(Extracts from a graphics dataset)
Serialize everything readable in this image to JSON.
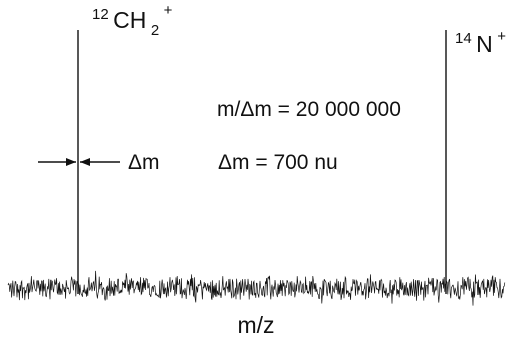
{
  "chart_data": {
    "type": "line",
    "title": "",
    "xlabel": "m/z",
    "ylabel": "",
    "axis": "none",
    "grid": false,
    "legend": "none",
    "peaks": [
      {
        "name": "CH2+",
        "label_mass": "12",
        "label_element": "CH",
        "label_sub": "2",
        "label_charge": "+",
        "relative_intensity": 1.0
      },
      {
        "name": "N+",
        "label_mass": "14",
        "label_element": "N",
        "label_charge": "+",
        "relative_intensity": 1.0
      }
    ],
    "annotations": {
      "resolving_power": "m/Δm = 20 000 000",
      "width_marker": "Δm",
      "width_value": "Δm = 700 nu"
    },
    "colors": {
      "ink": "#111111"
    }
  }
}
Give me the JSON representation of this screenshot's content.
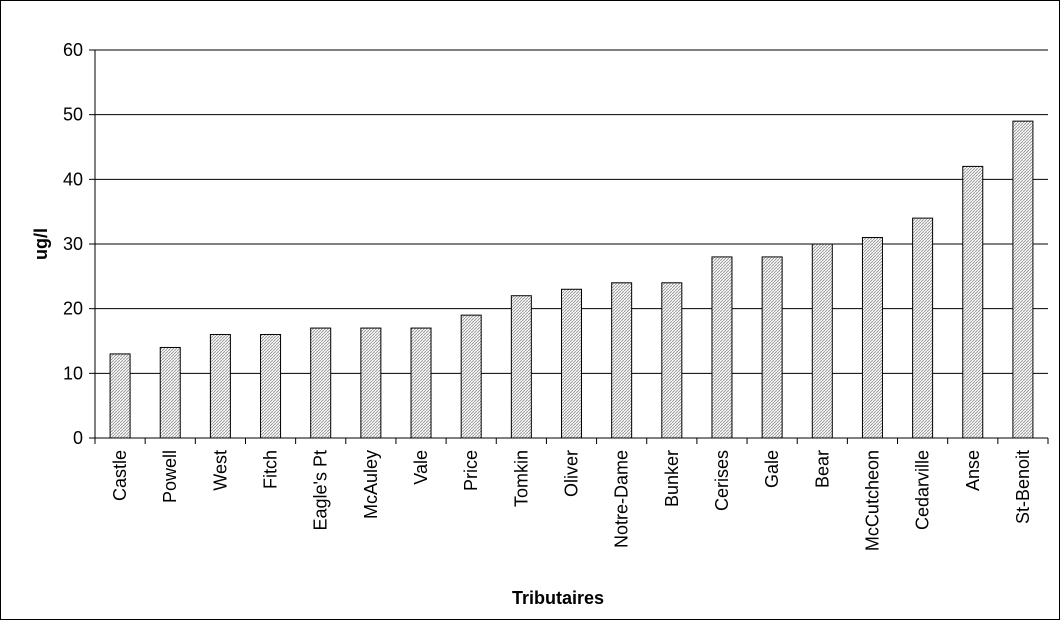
{
  "chart_data": {
    "type": "bar",
    "title": "",
    "xlabel": "Tributaires",
    "ylabel": "ug/l",
    "ylim": [
      0,
      60
    ],
    "yticks": [
      0,
      10,
      20,
      30,
      40,
      50,
      60
    ],
    "grid": true,
    "legend": "none",
    "categories": [
      "Castle",
      "Powell",
      "West",
      "Fitch",
      "Eagle's Pt",
      "McAuley",
      "Vale",
      "Price",
      "Tomkin",
      "Oliver",
      "Notre-Dame",
      "Bunker",
      "Cerises",
      "Gale",
      "Bear",
      "McCutcheon",
      "Cedarville",
      "Anse",
      "St-Benoit"
    ],
    "values": [
      13,
      14,
      16,
      16,
      17,
      17,
      17,
      19,
      22,
      23,
      24,
      24,
      28,
      28,
      30,
      31,
      34,
      42,
      49
    ],
    "colors": {
      "bar_stroke": "#000000",
      "bar_hatch": "#9a9a9a",
      "bar_bg": "#ffffff",
      "grid": "#000000"
    }
  }
}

**WHAT IS ASKED:** Leave the pictures out and output the rest of the listing exactly.

**IN RESPONSE:**
Serialize everything readable in this image to JSON.
{
  "chart_data": {
    "type": "line",
    "title": "",
    "xlabel": "m/z",
    "ylabel": "",
    "axis": "none",
    "grid": false,
    "legend": "none",
    "peaks": [
      {
        "name": "CH2+",
        "label_mass": "12",
        "label_element": "CH",
        "label_sub": "2",
        "label_charge": "+",
        "relative_intensity": 1.0
      },
      {
        "name": "N+",
        "label_mass": "14",
        "label_element": "N",
        "label_charge": "+",
        "relative_intensity": 1.0
      }
    ],
    "annotations": {
      "resolving_power": "m/Δm = 20 000 000",
      "width_marker": "Δm",
      "width_value": "Δm = 700 nu"
    },
    "colors": {
      "ink": "#111111"
    }
  }
}
Give me the JSON representation of this screenshot's content.
{
  "chart_data": {
    "type": "bar",
    "title": "",
    "xlabel": "Tributaires",
    "ylabel": "ug/l",
    "ylim": [
      0,
      60
    ],
    "yticks": [
      0,
      10,
      20,
      30,
      40,
      50,
      60
    ],
    "grid": true,
    "legend": "none",
    "categories": [
      "Castle",
      "Powell",
      "West",
      "Fitch",
      "Eagle's Pt",
      "McAuley",
      "Vale",
      "Price",
      "Tomkin",
      "Oliver",
      "Notre-Dame",
      "Bunker",
      "Cerises",
      "Gale",
      "Bear",
      "McCutcheon",
      "Cedarville",
      "Anse",
      "St-Benoit"
    ],
    "values": [
      13,
      14,
      16,
      16,
      17,
      17,
      17,
      19,
      22,
      23,
      24,
      24,
      28,
      28,
      30,
      31,
      34,
      42,
      49
    ],
    "colors": {
      "bar_stroke": "#000000",
      "bar_hatch": "#9a9a9a",
      "bar_bg": "#ffffff",
      "grid": "#000000"
    }
  }
}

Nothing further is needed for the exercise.